From the records, pick out and copy each line containing "label".

### DATASET EXTRACT:
>>>

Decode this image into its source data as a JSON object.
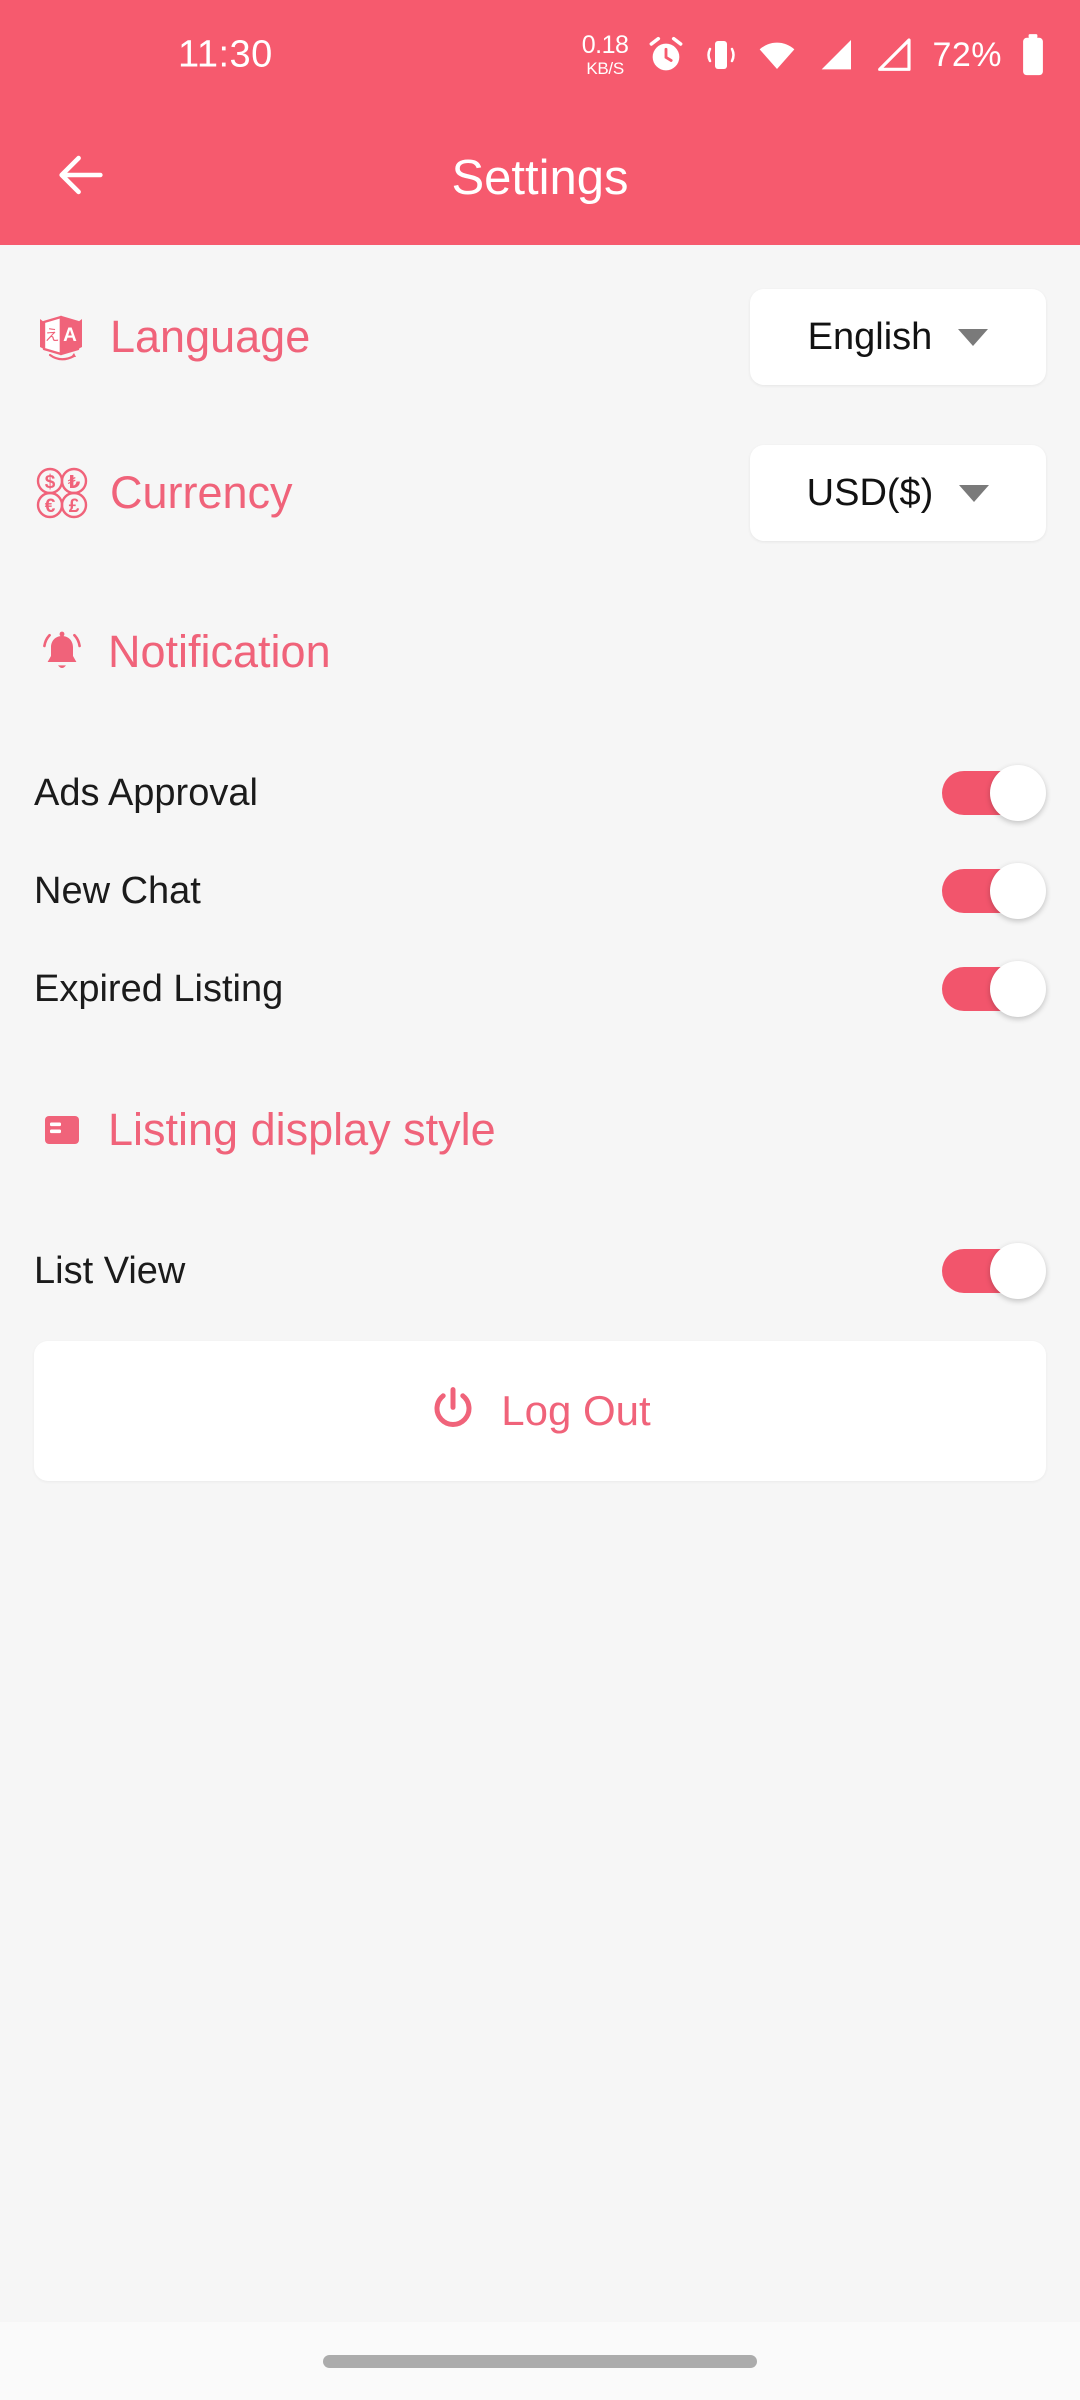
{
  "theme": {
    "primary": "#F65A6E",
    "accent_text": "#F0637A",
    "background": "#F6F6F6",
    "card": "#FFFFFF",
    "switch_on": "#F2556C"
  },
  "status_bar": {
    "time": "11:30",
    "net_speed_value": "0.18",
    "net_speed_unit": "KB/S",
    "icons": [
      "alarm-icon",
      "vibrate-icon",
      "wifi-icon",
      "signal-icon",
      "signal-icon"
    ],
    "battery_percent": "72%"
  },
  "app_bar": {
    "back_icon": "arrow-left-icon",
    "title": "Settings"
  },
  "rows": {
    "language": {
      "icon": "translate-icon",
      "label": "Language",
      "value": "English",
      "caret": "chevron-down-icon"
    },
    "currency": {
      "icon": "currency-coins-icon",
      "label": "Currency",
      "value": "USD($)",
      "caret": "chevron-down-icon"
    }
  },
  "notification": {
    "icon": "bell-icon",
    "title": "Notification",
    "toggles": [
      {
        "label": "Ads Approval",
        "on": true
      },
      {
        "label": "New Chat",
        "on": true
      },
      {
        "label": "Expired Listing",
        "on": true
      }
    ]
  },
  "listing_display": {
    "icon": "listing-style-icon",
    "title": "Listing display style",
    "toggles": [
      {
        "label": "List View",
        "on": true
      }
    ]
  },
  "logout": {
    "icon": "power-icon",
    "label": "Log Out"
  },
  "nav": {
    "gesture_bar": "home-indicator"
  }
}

<<<

### SOLUTION:
      "label": "Language",
      "label": "Currency",
        "label": "Ads Approval",
        "label": "New Chat",
        "label": "Expired Listing",
        "label": "List View",
    "label": "Log Out"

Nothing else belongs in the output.